OBJECTIVE =
Retype every entry exactly, character for character.

────────────────────

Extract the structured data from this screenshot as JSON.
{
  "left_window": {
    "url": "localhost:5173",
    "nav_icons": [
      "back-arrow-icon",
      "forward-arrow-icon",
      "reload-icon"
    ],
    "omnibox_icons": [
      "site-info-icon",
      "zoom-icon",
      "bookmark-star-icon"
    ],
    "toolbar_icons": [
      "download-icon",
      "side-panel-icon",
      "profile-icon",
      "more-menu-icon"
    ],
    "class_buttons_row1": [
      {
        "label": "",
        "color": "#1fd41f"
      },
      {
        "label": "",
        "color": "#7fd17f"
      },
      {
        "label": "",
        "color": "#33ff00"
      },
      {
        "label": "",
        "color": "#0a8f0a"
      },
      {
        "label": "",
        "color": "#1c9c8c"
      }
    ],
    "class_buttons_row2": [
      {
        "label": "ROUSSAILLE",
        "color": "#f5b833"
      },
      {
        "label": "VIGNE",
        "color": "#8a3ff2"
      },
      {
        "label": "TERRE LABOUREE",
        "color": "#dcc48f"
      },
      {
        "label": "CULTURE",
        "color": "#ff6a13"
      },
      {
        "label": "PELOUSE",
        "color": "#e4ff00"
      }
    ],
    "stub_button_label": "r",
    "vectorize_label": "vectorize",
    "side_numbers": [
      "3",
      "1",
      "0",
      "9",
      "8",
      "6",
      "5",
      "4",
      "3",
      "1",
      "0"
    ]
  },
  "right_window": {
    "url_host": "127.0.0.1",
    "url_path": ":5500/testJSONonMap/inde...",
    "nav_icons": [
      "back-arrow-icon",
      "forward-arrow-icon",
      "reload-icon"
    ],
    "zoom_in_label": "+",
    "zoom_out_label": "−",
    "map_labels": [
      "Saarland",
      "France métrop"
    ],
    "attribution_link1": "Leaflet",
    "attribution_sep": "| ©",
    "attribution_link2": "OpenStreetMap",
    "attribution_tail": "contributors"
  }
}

────────────────────

EXPECTED ANSWER =
Extract the structured data from this screenshot as JSON.
{
  "left_window": {
    "url": "localhost:5173",
    "nav_icons": [
      "back-arrow-icon",
      "forward-arrow-icon",
      "reload-icon"
    ],
    "omnibox_icons": [
      "site-info-icon",
      "zoom-icon",
      "bookmark-star-icon"
    ],
    "toolbar_icons": [
      "download-icon",
      "side-panel-icon",
      "profile-icon",
      "more-menu-icon"
    ],
    "class_buttons_row1": [
      {
        "label": "",
        "color": "#1fd41f"
      },
      {
        "label": "",
        "color": "#7fd17f"
      },
      {
        "label": "",
        "color": "#33ff00"
      },
      {
        "label": "",
        "color": "#0a8f0a"
      },
      {
        "label": "",
        "color": "#1c9c8c"
      }
    ],
    "class_buttons_row2": [
      {
        "label": "ROUSSAILLE",
        "color": "#f5b833"
      },
      {
        "label": "VIGNE",
        "color": "#8a3ff2"
      },
      {
        "label": "TERRE LABOUREE",
        "color": "#dcc48f"
      },
      {
        "label": "CULTURE",
        "color": "#ff6a13"
      },
      {
        "label": "PELOUSE",
        "color": "#e4ff00"
      }
    ],
    "stub_button_label": "r",
    "vectorize_label": "vectorize",
    "side_numbers": [
      "3",
      "1",
      "0",
      "9",
      "8",
      "6",
      "5",
      "4",
      "3",
      "1",
      "0"
    ]
  },
  "right_window": {
    "url_host": "127.0.0.1",
    "url_path": ":5500/testJSONonMap/inde...",
    "nav_icons": [
      "back-arrow-icon",
      "forward-arrow-icon",
      "reload-icon"
    ],
    "zoom_in_label": "+",
    "zoom_out_label": "−",
    "map_labels": [
      "Saarland",
      "France métrop"
    ],
    "attribution_link1": "Leaflet",
    "attribution_sep": "| ©",
    "attribution_link2": "OpenStreetMap",
    "attribution_tail": "contributors"
  }
}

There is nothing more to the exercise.